**EXERCISE AIM**
Pick out each line of the records that includes the string "petal", and copy it.
______________________________
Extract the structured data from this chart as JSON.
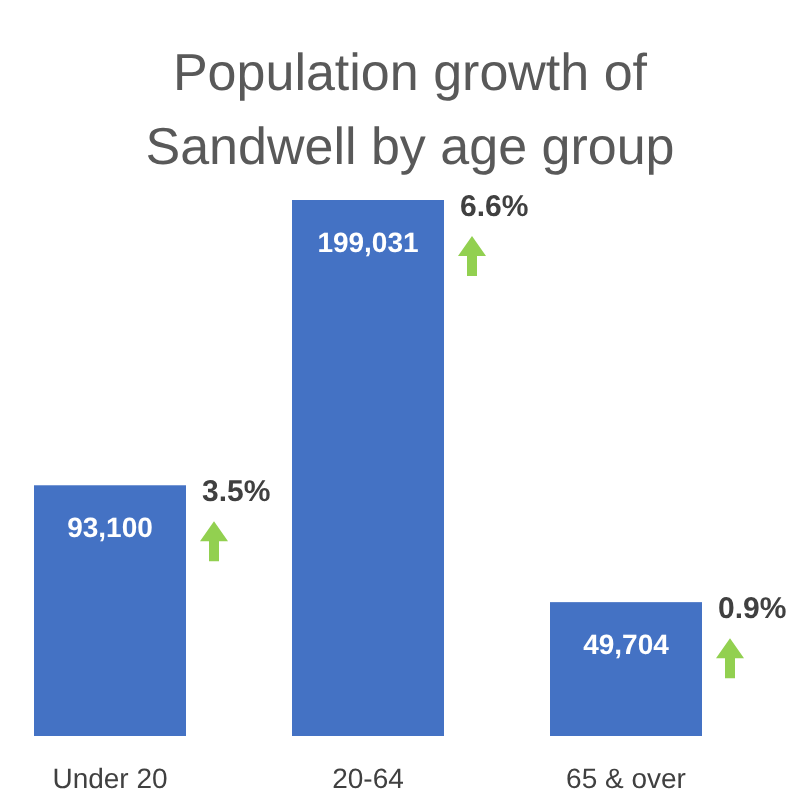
{
  "chart_data": {
    "type": "bar",
    "title": "Population growth of Sandwell by age group",
    "categories": [
      "Under 20",
      "20-64",
      "65 & over"
    ],
    "values": [
      93100,
      199031,
      49704
    ],
    "color": "#4472c4",
    "value_labels": [
      "93,100",
      "199,031",
      "49,704"
    ],
    "annotations": [
      "3.5%",
      "6.6%",
      "0.9%"
    ]
  }
}
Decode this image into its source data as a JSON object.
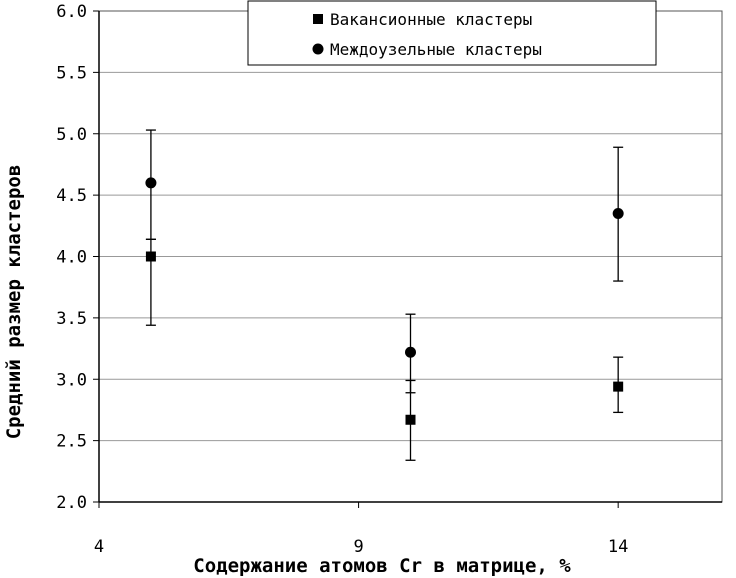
{
  "chart_data": {
    "type": "scatter",
    "title": "",
    "xlabel": "Содержание атомов Cr в матрице, %",
    "ylabel": "Средний размер кластеров",
    "xlim": [
      4,
      16
    ],
    "ylim": [
      2.0,
      6.0
    ],
    "x_ticks": [
      4,
      9,
      14
    ],
    "y_ticks": [
      2.0,
      2.5,
      3.0,
      3.5,
      4.0,
      4.5,
      5.0,
      5.5,
      6.0
    ],
    "x_tick_labels": [
      "4",
      "9",
      "14"
    ],
    "y_tick_labels": [
      "2.0",
      "2.5",
      "3.0",
      "3.5",
      "4.0",
      "4.5",
      "5.0",
      "5.5",
      "6.0"
    ],
    "grid": "horizontal",
    "legend_position": "top-right",
    "error_bars": true,
    "series": [
      {
        "name": "Вакансионные кластеры",
        "marker": "square",
        "color": "#000000",
        "points": [
          {
            "x": 5,
            "y": 4.0,
            "y_low": 3.44,
            "y_high": 4.14
          },
          {
            "x": 10,
            "y": 2.67,
            "y_low": 2.34,
            "y_high": 2.99
          },
          {
            "x": 14,
            "y": 2.94,
            "y_low": 2.73,
            "y_high": 3.18
          }
        ]
      },
      {
        "name": "Междоузельные кластеры",
        "marker": "circle",
        "color": "#000000",
        "points": [
          {
            "x": 5,
            "y": 4.6,
            "y_low": 4.14,
            "y_high": 5.03
          },
          {
            "x": 10,
            "y": 3.22,
            "y_low": 2.89,
            "y_high": 3.53
          },
          {
            "x": 14,
            "y": 4.35,
            "y_low": 3.8,
            "y_high": 4.89
          }
        ]
      }
    ]
  }
}
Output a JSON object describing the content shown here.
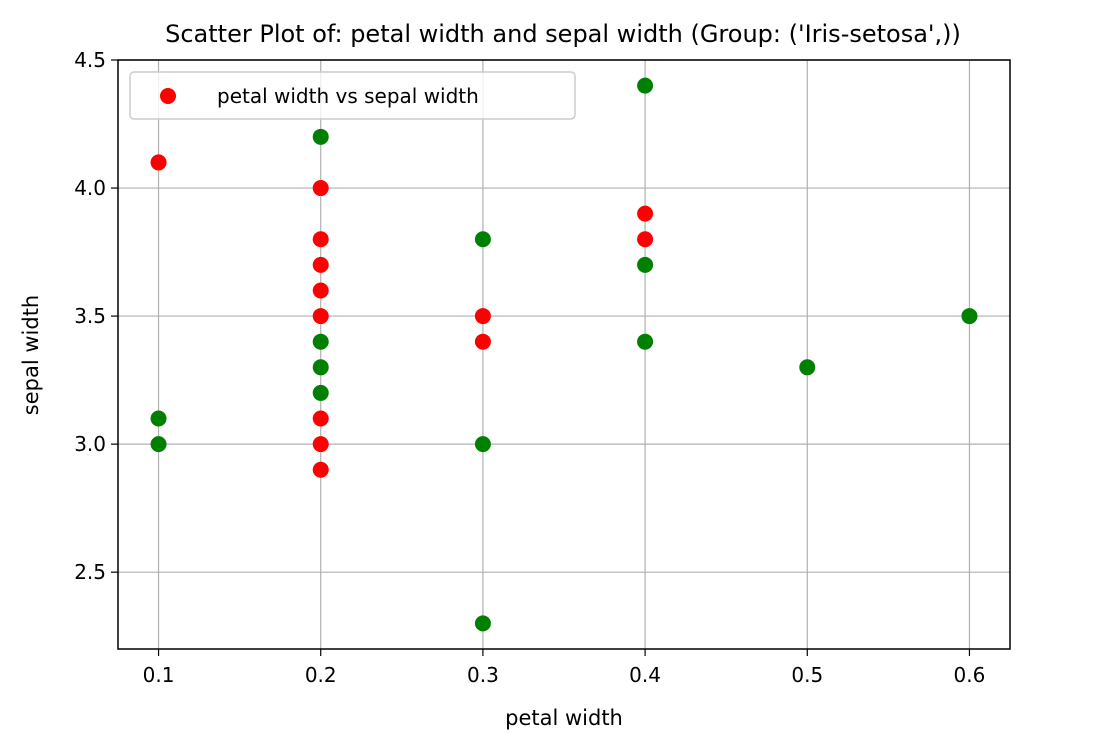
{
  "chart_data": {
    "type": "scatter",
    "title": "Scatter Plot of: petal width and sepal width (Group: ('Iris-setosa',))",
    "xlabel": "petal width",
    "ylabel": "sepal width",
    "xlim": [
      0.075,
      0.625
    ],
    "ylim": [
      2.2,
      4.5
    ],
    "xticks": [
      "0.1",
      "0.2",
      "0.3",
      "0.4",
      "0.5",
      "0.6"
    ],
    "yticks": [
      "2.5",
      "3.0",
      "3.5",
      "4.0",
      "4.5"
    ],
    "grid": true,
    "legend_position": "upper-left",
    "series": [
      {
        "name": "petal width vs sepal width",
        "color": "#ff0000",
        "points": [
          [
            0.1,
            4.1
          ],
          [
            0.2,
            4.0
          ],
          [
            0.2,
            3.8
          ],
          [
            0.2,
            3.7
          ],
          [
            0.2,
            3.6
          ],
          [
            0.2,
            3.5
          ],
          [
            0.2,
            3.1
          ],
          [
            0.2,
            3.0
          ],
          [
            0.2,
            2.9
          ],
          [
            0.3,
            3.5
          ],
          [
            0.3,
            3.4
          ],
          [
            0.4,
            3.9
          ],
          [
            0.4,
            3.8
          ]
        ]
      },
      {
        "color": "#008000",
        "points": [
          [
            0.1,
            3.1
          ],
          [
            0.1,
            3.0
          ],
          [
            0.2,
            4.2
          ],
          [
            0.2,
            3.4
          ],
          [
            0.2,
            3.3
          ],
          [
            0.2,
            3.2
          ],
          [
            0.3,
            3.8
          ],
          [
            0.3,
            3.0
          ],
          [
            0.3,
            2.3
          ],
          [
            0.4,
            4.4
          ],
          [
            0.4,
            3.7
          ],
          [
            0.4,
            3.4
          ],
          [
            0.5,
            3.3
          ],
          [
            0.6,
            3.5
          ]
        ]
      }
    ]
  }
}
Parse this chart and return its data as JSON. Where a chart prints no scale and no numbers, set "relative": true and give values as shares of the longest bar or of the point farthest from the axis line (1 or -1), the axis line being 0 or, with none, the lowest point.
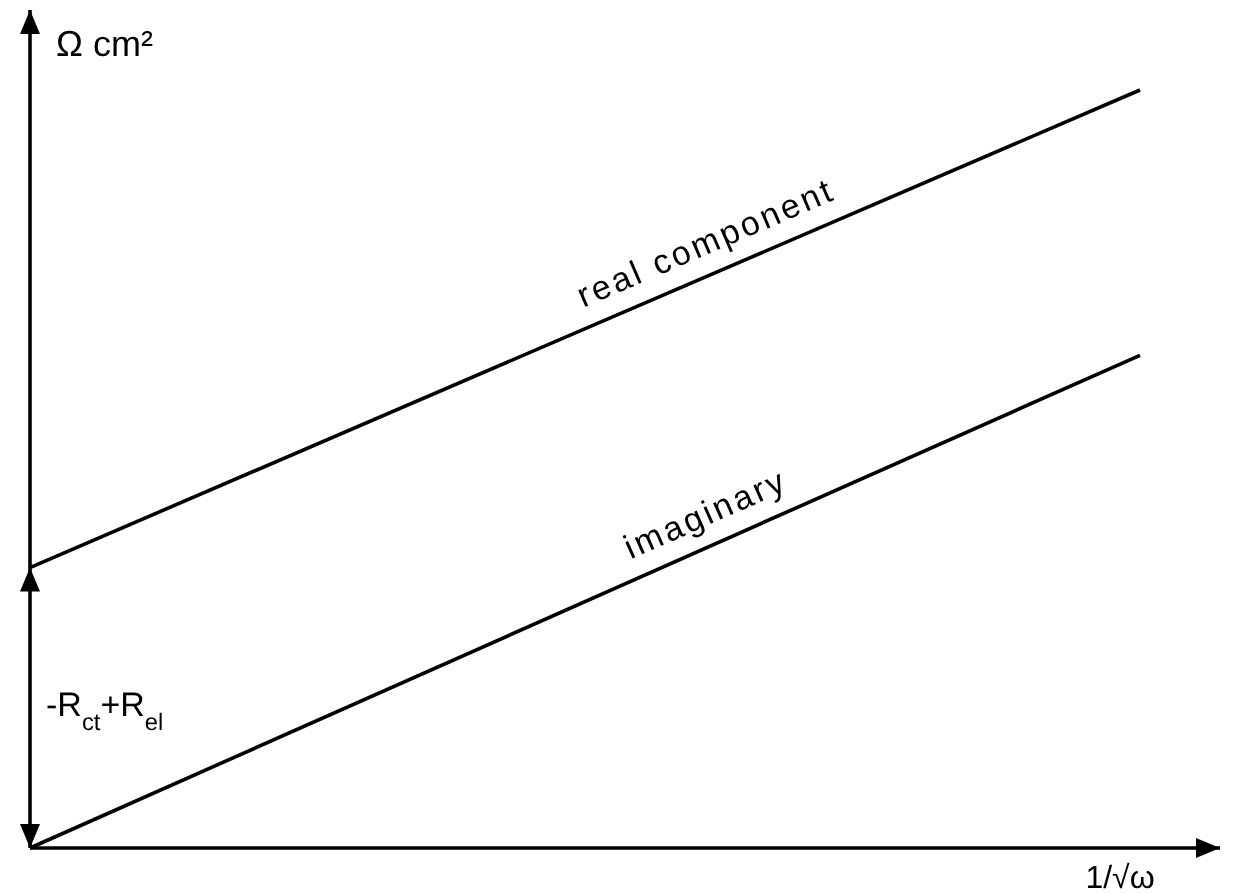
{
  "chart_data": {
    "type": "line",
    "relative": true,
    "xlabel": "1/√ω",
    "ylabel": "Ω cm²",
    "categories": [
      null,
      null
    ],
    "series": [
      {
        "name": "real component",
        "color": "#000000",
        "values": [
          0.37,
          1
        ]
      },
      {
        "name": "imaginary",
        "color": "#000000",
        "values": [
          0,
          0.65
        ]
      }
    ],
    "annotations": [
      "-R$_{ct}$+R$_{el}$"
    ]
  }
}
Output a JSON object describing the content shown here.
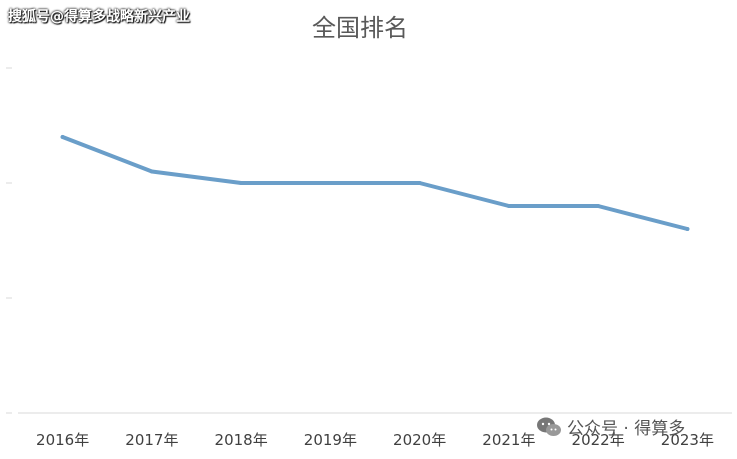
{
  "chart_data": {
    "type": "line",
    "title": "全国排名",
    "categories": [
      "2016年",
      "2017年",
      "2018年",
      "2019年",
      "2020年",
      "2021年",
      "2022年",
      "2023年"
    ],
    "series": [
      {
        "values": [
          24,
          21,
          20,
          20,
          20,
          18,
          18,
          16
        ]
      }
    ],
    "ylim": [
      0,
      30
    ],
    "y_tick_values": [
      0,
      10,
      20,
      30
    ],
    "y_tick_labels_visible": false,
    "grid": false,
    "legend": "none",
    "colors": {
      "line": "#6a9ec9",
      "axis": "#d9d9d9",
      "title": "#595959",
      "tick_label": "#404040"
    }
  },
  "watermark": {
    "top_text": "搜狐号@得算多战略新兴产业",
    "bottom_text": "公众号 · 得算多",
    "bottom_icon": "wechat-icon"
  }
}
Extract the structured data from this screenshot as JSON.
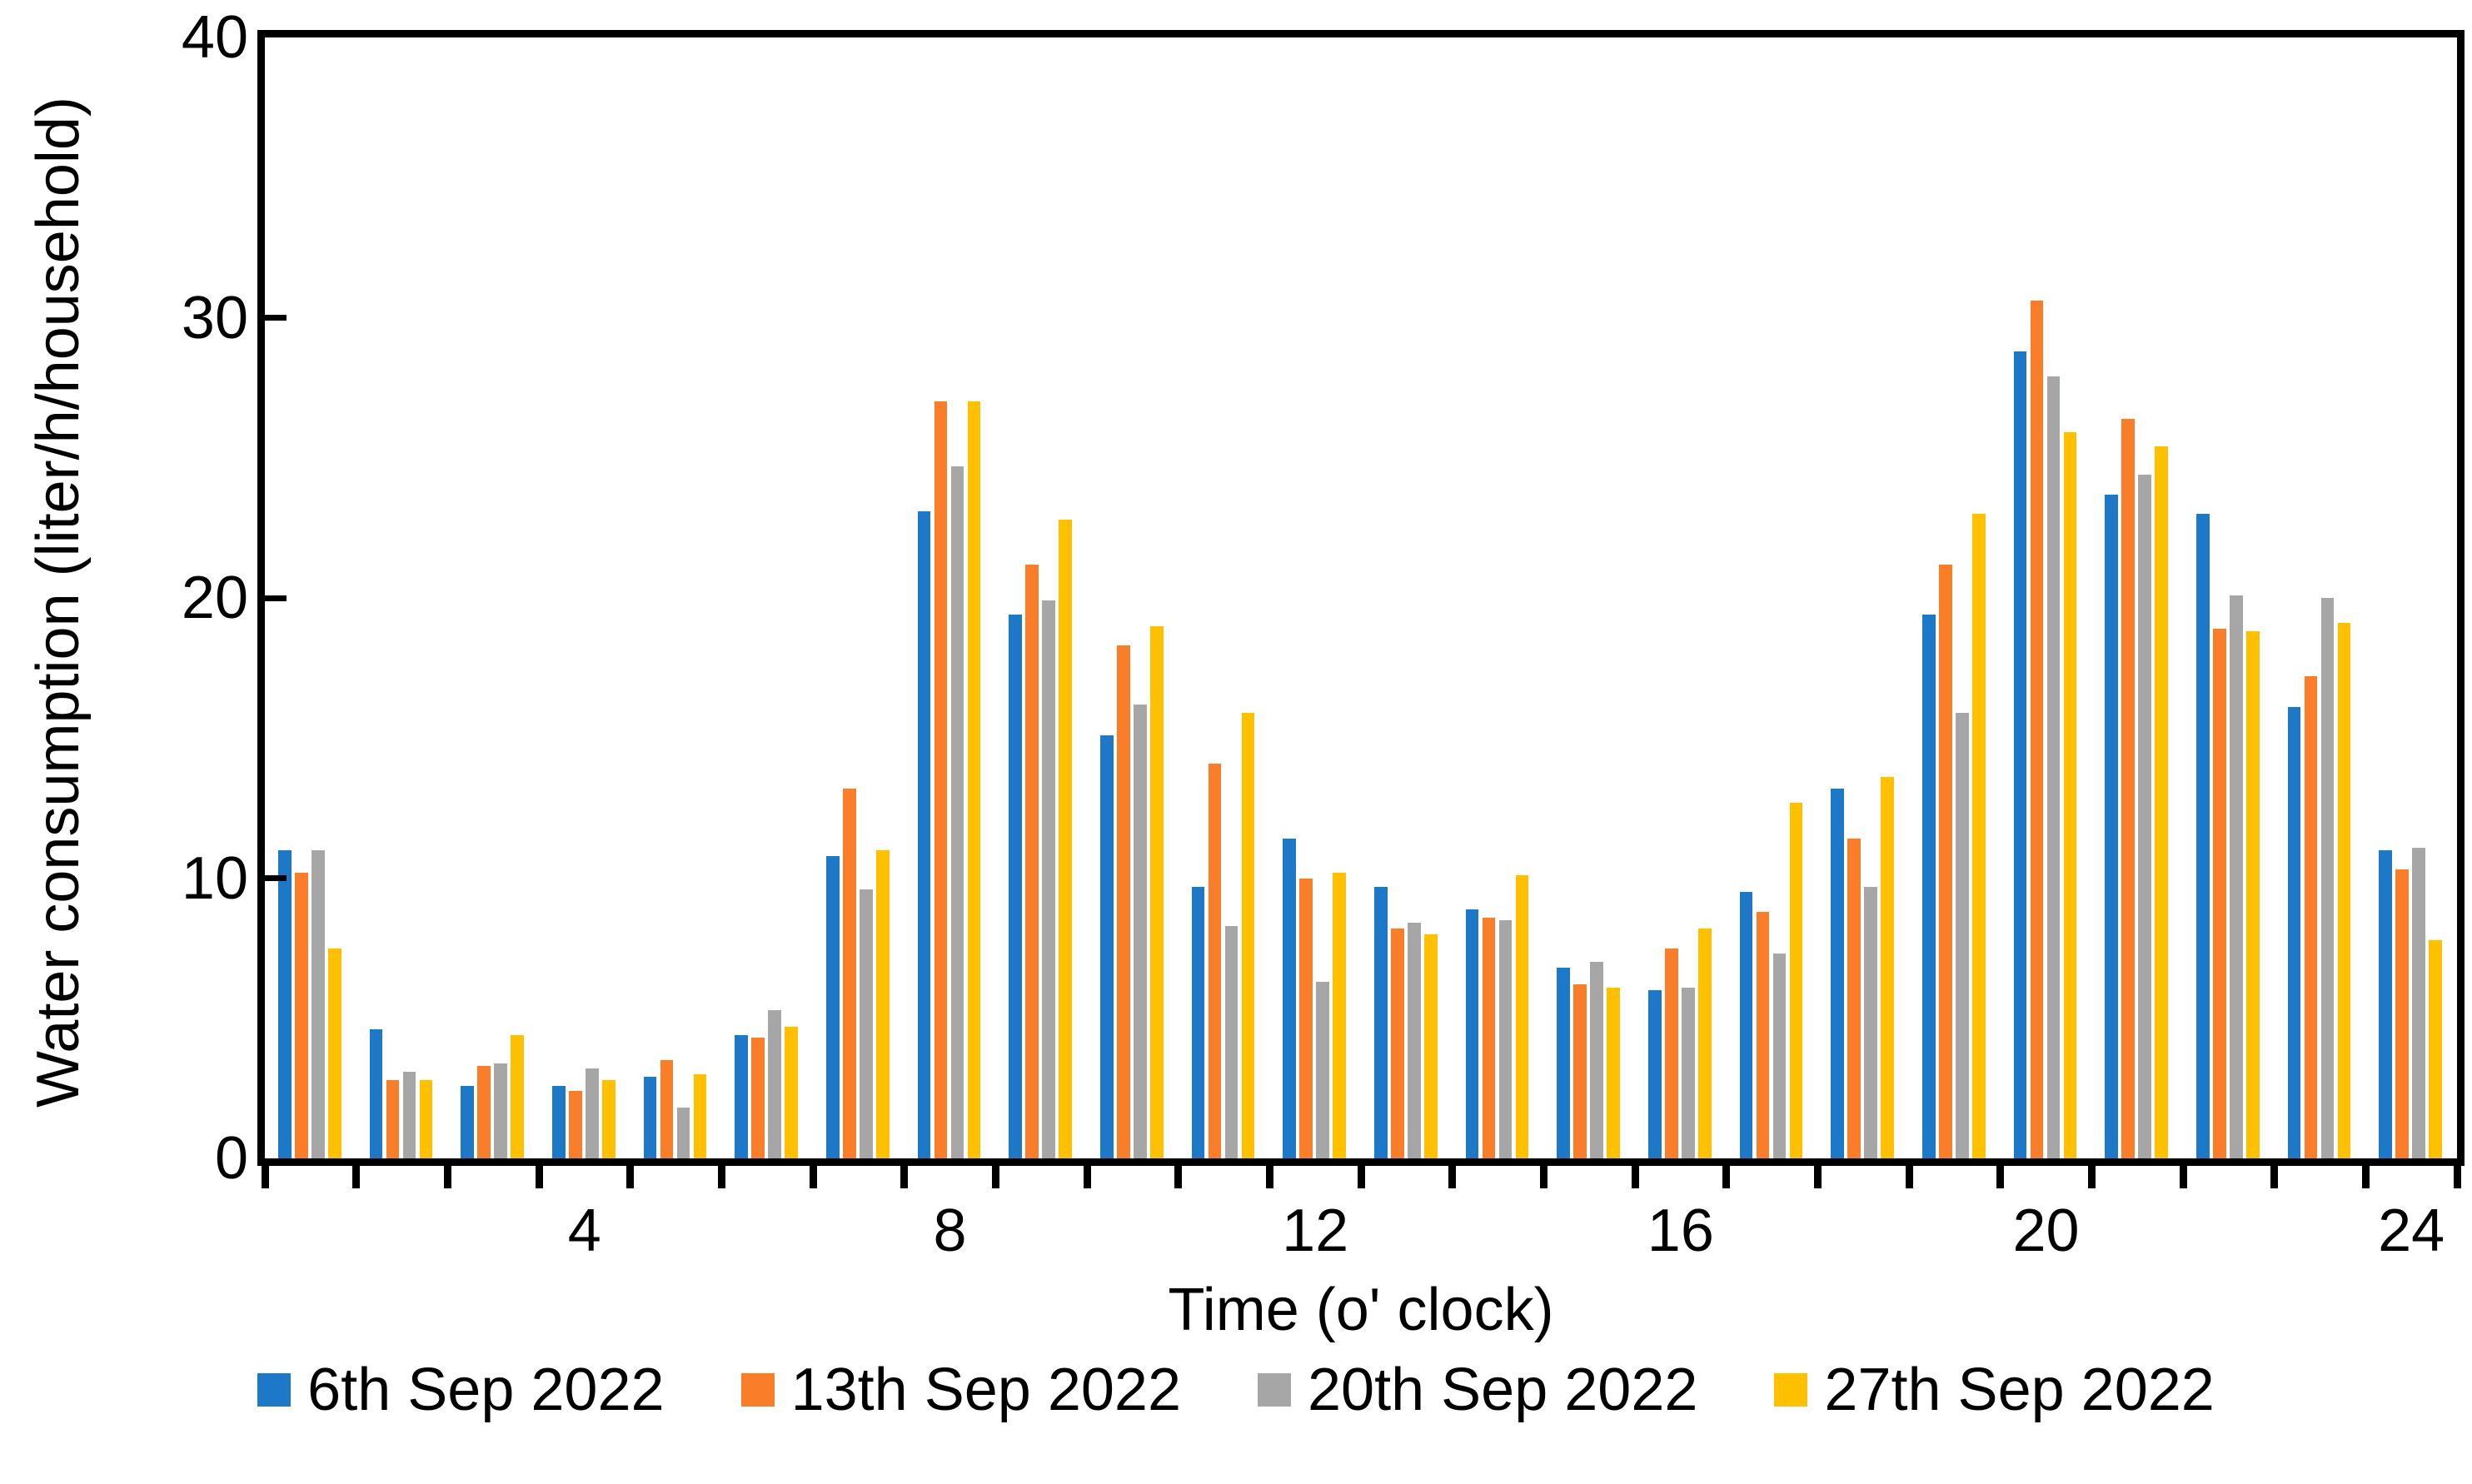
{
  "chart_data": {
    "type": "bar",
    "title": "",
    "xlabel": "Time (o' clock)",
    "ylabel": "Water consumption (liter/h/household)",
    "x": [
      1,
      2,
      3,
      4,
      5,
      6,
      7,
      8,
      9,
      10,
      11,
      12,
      13,
      14,
      15,
      16,
      17,
      18,
      19,
      20,
      21,
      22,
      23,
      24
    ],
    "x_tick_positions": [
      4,
      8,
      12,
      16,
      20,
      24
    ],
    "x_tick_labels": [
      "4",
      "8",
      "12",
      "16",
      "20",
      "24"
    ],
    "y_ticks": [
      0,
      10,
      20,
      30,
      40
    ],
    "ylim": [
      0,
      40
    ],
    "grid": false,
    "legend_position": "bottom",
    "axis_color": "#000000",
    "background_color": "#ffffff",
    "series": [
      {
        "name": "6th Sep 2022",
        "color": "#1E78C8",
        "values": [
          11.0,
          4.6,
          2.6,
          2.6,
          2.9,
          4.4,
          10.8,
          23.1,
          19.4,
          15.1,
          9.7,
          11.4,
          9.7,
          8.9,
          6.8,
          6.0,
          9.5,
          13.2,
          19.4,
          28.8,
          23.7,
          23.0,
          16.1,
          11.0
        ]
      },
      {
        "name": "13th Sep 2022",
        "color": "#FA7D29",
        "values": [
          10.2,
          2.8,
          3.3,
          2.4,
          3.5,
          4.3,
          13.2,
          27.0,
          21.2,
          18.3,
          14.1,
          10.0,
          8.2,
          8.6,
          6.2,
          7.5,
          8.8,
          11.4,
          21.2,
          30.6,
          26.4,
          18.9,
          17.2,
          10.3
        ]
      },
      {
        "name": "20th Sep 2022",
        "color": "#A6A6A6",
        "values": [
          11.0,
          3.1,
          3.4,
          3.2,
          1.8,
          5.3,
          9.6,
          24.7,
          19.9,
          16.2,
          8.3,
          6.3,
          8.4,
          8.5,
          7.0,
          6.1,
          7.3,
          9.7,
          15.9,
          27.9,
          24.4,
          20.1,
          20.0,
          11.1
        ]
      },
      {
        "name": "27th Sep 2022",
        "color": "#FFC000",
        "values": [
          7.5,
          2.8,
          4.4,
          2.8,
          3.0,
          4.7,
          11.0,
          27.0,
          22.8,
          19.0,
          15.9,
          10.2,
          8.0,
          10.1,
          6.1,
          8.2,
          12.7,
          13.6,
          23.0,
          25.9,
          25.4,
          18.8,
          19.1,
          7.8
        ]
      }
    ]
  }
}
______________________________
**ANSWER TO THIS PROBLEM**
    "title": "Scatter Plot of: petal width and sepal width (Group: ('Iris-setosa',))",
    "xlabel": "petal width",
        "name": "petal width vs sepal width",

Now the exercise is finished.